━━━━━ The data ━━━━━

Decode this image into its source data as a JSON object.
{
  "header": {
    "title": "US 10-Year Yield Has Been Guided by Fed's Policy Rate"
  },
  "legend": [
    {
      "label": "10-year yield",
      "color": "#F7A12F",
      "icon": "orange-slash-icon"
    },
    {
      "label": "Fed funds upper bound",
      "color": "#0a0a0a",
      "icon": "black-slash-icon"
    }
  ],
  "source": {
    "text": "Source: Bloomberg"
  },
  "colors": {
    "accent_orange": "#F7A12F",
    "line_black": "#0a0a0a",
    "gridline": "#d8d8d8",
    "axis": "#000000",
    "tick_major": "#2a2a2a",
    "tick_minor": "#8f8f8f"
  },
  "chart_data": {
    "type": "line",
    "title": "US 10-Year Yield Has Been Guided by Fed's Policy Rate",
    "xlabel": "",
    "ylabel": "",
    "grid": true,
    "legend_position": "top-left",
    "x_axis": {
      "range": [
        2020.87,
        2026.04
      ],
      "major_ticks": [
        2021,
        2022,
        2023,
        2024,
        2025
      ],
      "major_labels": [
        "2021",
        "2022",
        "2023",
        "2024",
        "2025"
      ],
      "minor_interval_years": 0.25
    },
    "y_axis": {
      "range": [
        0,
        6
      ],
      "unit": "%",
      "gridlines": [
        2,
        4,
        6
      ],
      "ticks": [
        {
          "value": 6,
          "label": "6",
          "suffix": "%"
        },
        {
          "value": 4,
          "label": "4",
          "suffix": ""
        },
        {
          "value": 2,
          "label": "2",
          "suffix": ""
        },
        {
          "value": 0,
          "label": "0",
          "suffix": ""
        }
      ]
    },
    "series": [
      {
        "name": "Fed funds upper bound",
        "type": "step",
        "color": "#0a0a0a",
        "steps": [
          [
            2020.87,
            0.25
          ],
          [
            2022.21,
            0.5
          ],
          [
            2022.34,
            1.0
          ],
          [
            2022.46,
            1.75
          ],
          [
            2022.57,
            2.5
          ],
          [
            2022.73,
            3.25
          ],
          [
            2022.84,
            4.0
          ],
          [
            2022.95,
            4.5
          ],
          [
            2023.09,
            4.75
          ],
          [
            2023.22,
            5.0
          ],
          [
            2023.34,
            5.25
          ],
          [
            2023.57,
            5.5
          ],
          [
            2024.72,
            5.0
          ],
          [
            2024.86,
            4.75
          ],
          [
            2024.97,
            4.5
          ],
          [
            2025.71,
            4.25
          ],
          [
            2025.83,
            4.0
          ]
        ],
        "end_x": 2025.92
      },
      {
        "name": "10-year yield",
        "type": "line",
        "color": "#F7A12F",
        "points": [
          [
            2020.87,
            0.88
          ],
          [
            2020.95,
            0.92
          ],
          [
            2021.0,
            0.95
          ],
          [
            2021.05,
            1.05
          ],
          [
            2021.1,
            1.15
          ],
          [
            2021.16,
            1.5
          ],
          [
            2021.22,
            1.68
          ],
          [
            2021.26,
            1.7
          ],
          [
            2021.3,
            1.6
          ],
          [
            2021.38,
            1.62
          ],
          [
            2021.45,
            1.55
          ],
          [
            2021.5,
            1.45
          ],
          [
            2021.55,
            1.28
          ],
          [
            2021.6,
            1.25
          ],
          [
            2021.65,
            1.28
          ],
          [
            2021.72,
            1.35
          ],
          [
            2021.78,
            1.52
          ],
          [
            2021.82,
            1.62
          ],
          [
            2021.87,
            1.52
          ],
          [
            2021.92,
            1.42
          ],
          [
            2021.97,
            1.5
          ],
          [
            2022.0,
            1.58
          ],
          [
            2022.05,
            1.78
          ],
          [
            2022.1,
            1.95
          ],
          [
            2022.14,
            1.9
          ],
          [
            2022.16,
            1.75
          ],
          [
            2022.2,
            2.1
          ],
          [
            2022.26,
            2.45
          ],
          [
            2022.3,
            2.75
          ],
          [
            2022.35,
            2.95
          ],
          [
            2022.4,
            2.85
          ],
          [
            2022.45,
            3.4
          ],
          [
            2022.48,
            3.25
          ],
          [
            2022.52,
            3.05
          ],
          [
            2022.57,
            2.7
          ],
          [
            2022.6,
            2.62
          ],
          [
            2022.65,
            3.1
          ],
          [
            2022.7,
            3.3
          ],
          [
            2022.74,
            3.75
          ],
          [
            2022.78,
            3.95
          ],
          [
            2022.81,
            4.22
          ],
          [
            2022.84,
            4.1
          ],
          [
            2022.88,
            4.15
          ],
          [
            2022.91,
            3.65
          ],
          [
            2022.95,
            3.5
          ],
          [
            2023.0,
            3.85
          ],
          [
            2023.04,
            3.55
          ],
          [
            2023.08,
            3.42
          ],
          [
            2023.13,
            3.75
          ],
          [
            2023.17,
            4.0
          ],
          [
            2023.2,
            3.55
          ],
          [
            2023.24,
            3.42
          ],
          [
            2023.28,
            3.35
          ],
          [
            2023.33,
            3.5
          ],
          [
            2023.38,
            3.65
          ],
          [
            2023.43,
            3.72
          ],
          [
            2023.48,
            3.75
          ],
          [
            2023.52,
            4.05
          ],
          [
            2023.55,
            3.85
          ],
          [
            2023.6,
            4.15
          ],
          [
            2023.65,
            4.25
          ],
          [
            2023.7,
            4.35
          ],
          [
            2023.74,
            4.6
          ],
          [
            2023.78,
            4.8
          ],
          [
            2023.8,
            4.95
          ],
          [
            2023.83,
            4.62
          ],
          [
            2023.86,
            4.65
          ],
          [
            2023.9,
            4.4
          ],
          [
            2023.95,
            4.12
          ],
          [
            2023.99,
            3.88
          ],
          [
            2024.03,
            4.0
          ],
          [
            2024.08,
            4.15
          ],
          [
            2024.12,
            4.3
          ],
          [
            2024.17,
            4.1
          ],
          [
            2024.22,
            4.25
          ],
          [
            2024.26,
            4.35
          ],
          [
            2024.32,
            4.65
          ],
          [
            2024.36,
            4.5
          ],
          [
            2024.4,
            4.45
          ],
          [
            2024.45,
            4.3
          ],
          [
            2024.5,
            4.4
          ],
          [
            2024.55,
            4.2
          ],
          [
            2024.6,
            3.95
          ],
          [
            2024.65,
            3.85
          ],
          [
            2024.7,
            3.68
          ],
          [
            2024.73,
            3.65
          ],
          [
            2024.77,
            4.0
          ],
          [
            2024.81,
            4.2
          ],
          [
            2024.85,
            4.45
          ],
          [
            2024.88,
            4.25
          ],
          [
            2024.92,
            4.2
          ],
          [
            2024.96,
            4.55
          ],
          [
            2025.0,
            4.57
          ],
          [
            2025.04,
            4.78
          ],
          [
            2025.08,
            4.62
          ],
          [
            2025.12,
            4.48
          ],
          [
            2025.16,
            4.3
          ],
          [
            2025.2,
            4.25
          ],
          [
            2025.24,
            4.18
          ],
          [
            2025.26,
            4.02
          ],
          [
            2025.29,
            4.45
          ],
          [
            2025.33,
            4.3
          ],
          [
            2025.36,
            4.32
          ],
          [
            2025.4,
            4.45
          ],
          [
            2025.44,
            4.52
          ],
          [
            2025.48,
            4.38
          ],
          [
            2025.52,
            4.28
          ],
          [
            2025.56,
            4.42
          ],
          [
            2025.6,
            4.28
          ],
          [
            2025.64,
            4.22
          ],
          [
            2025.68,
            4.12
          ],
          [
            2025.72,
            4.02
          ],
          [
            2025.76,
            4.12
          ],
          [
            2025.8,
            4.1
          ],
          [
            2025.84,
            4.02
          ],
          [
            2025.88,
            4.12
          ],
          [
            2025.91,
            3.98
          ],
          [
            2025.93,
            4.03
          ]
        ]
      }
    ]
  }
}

━━━━━

Aim of the task — Pull out all lines from the entries above that include the word "Guided".

Result of this exercise —
    "title": "US 10-Year Yield Has Been Guided by Fed's Policy Rate"
    "title": "US 10-Year Yield Has Been Guided by Fed's Policy Rate",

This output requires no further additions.